Texto base
------------------------------------------------------------
Banksy. Himnos gráficos
Muchos recriminan al arte contemporáneo la opacidad de su lenguaje formal, demasiado hermético para el espectador profano que con frecuencia siente que “no entiende” lo que el artista estaría intentando expresar. El celebérrimo Banksy ha sido uno de los pocos creadores capaces de superar la barrera idiomática que media entre el high art y el ciudadano medio, al haber construido un repertorio iconográfico cuyo “mensaje” es comprensible al primer vistazo. En sus manos, imágenes que parecen salidas de la CNN se transforman en impactantes alegatos a favor de la transformación del mundo, revelando las tenebrosas implicaciones sociales que subyacen al paisaje mediático cotidiano.
Sus ingeniosas composiciones callejeras (obras de arte “serio”, pero también iconos de rebeldía amable, ideales para poblar pósters y camisetas), reivindican con solvencia una de las más longevas atribuciones de los artistas con conciencia de clase: la producción de himnos, iconos capaces de visibilizar el sentir folk de la sociedad a la que van dirigidos. Sus ocurrentes estampas de alambradas y niñas descalzas, antidisturbios y animales indefensos, ejecutivos trajeados y pordioseros famélicos, ilustran el descontento y desarraigo del habitante de la metrópolis contemporánea y su angustiosa sensación de soledad vigilada presidida por una tenue nostalgia. Añoranza de la propia infancia como espacio de libertad, de las viejas comunidades fraternales, del existir como aventura, o de un planeta donde todavía hubiese cabida para lo desconocido. Su capacidad para dotar de imagen al desconcierto político de su tiempo, en un lenguaje sencillo, contundente y cosmopolita le ha aupado como uno de los grandes gurús de la contracultura altermundialista, algo así como el equivalente graffitero de himnos literarios como el No Logo de Naomi Klein o el V de Vendetta de Alan Moore. El suyo es un imaginario con mordiente reivindicativo, pero suficientemente amable como para resultar cool en cualquier tumblr o instagram.
------------------------------------------------------------
Datos registrados

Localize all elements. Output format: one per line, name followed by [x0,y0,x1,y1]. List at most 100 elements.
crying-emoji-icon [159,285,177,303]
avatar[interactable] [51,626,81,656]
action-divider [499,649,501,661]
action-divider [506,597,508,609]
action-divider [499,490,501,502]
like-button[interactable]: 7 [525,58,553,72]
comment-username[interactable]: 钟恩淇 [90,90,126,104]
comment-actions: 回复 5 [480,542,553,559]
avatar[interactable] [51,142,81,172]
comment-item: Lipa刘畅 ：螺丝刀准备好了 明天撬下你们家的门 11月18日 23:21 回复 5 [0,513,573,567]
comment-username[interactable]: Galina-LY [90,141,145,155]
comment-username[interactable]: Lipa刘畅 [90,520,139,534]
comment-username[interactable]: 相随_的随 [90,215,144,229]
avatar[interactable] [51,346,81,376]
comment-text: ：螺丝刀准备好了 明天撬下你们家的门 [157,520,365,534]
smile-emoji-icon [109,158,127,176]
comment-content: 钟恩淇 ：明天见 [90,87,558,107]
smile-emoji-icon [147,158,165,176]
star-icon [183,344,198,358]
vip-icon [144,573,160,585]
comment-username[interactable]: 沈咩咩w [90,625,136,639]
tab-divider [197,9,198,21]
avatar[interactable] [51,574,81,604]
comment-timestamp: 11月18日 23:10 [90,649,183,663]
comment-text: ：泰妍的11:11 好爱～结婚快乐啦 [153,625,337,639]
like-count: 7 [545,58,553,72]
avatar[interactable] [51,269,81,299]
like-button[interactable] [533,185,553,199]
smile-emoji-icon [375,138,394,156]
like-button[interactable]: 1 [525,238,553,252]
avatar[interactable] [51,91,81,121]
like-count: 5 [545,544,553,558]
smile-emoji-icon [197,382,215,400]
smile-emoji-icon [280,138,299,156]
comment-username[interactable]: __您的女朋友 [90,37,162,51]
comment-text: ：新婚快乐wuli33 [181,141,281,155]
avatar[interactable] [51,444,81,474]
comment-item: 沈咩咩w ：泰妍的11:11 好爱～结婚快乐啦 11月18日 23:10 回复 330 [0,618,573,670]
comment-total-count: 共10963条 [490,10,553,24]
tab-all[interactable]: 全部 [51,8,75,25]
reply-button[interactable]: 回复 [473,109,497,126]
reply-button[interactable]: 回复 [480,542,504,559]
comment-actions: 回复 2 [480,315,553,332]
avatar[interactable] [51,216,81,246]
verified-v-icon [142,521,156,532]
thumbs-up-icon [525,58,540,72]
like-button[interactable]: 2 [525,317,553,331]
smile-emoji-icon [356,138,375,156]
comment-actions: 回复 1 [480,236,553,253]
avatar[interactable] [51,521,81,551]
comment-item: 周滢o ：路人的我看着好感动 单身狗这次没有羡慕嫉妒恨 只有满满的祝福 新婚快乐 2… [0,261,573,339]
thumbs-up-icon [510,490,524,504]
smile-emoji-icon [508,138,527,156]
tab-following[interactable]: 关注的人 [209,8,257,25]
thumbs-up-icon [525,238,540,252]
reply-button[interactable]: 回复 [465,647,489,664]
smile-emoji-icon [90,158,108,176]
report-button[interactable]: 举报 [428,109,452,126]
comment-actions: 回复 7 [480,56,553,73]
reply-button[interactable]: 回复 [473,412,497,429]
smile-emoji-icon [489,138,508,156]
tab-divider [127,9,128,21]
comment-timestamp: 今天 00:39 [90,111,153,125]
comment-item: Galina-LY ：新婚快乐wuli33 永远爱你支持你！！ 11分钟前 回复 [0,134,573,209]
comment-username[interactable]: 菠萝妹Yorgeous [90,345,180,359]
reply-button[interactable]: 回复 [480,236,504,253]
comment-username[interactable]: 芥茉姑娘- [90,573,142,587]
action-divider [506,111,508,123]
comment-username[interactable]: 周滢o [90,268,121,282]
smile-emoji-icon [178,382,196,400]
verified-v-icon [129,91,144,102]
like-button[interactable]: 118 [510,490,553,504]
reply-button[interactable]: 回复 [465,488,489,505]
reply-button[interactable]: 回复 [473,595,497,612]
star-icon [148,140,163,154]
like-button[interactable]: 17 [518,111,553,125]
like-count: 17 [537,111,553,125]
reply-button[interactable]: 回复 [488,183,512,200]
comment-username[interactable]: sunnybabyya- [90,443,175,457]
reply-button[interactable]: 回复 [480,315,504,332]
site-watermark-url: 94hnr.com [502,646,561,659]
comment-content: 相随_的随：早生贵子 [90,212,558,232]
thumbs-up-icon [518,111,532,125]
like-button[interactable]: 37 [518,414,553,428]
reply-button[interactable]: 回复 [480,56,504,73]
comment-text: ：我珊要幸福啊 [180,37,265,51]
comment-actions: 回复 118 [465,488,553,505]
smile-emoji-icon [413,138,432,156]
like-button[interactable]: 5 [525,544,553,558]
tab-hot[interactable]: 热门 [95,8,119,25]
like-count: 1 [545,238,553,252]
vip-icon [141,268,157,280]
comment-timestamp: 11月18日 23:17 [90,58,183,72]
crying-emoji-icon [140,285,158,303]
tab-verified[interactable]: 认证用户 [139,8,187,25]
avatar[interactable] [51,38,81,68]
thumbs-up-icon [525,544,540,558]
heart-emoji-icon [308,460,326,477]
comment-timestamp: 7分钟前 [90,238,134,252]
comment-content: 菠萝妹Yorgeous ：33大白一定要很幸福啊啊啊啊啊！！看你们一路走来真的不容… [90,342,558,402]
------------------------------------------------------------
Qué harás
- 1) Transcribe del texto sobre Banksy todo lo que va desde «Banksy. Himnos gráficos» hasta «paisaje mediático cotidiano.».
- 2) Indica si cada afirmación concuerda con el texto sobre Banksy y respalda cada sí o no con las palabras exactas del texto que lo deciden. (a) El repertorio de Banksy tiene un mensaje que se entiende al primer vistazo. (b) El texto compara a Banksy con No Logo de Naomi Klein. (c) Sus estampas ilustran la satisfacción del habitante de la metrópolis contemporánea.
- 3) Prosigue el texto sobre Banksy a partir de su última oración.
Los ítems no tienen ningún papel en esto.

Conjunto de respuestas
- 1)
Banksy. Himnos gráficos
Muchos recriminan al arte contemporáneo la opacidad de su lenguaje formal, demasiado hermético para el espectador profano que con frecuencia siente que “no entiende” lo que el artista estaría intentando expresar. El celebérrimo Banksy ha sido uno de los pocos creadores capaces de superar la barrera idiomática que media entre el high art y el ciudadano medio, al haber construido un repertorio iconográfico cuyo “mensaje” es comprensible al primer vistazo. En sus manos, imágenes que parecen salidas de la CNN se transforman en impactantes alegatos a favor de la transformación del mundo, revelando las tenebrosas implicaciones sociales que subyacen al paisaje mediático cotidiano.

- 2)
(a) Sí: «cuyo “mensaje” es comprensible al primer vistazo».
(b) Sí: «el equivalente graffitero de himnos literarios como el No Logo de Naomi Klein».
(c) No: «ilustran el descontento y desarraigo del habitante de la metrópolis contemporánea».

- 3)
Mientas su trabajo gráfico lo encumbra como leyenda generacional ante el gran público (engrandecida por detalles como su militancia en el anonimato o la eterna impredecibilidad de sus próximos movimientos), la crítica más exquisitas prefiere seguramente al otro Banksy, el que no produce imágenes sino acontecimientos. Sus cacareados desafíos a las más honorables instituciones artísticas (tales como colgar vandálicamente sus cuadros en museos neoyorkinos sin que nadie se apercibiese), y su reciente inquina contra grandes empresas internacionales de renombre (ejemplar su reciente performance con un limpiabotas sacando brillo al calzado de Ronald McDonald), le han hecho merecedor del reconocimiento de las más altas instancias de la industria cultural, que se ha apropiado de su nombre: galerías desesperadamente necesitadas de seducir a mayores audiencias lo utilizan en sus catálogos como rejuvenecedor y antioxidante.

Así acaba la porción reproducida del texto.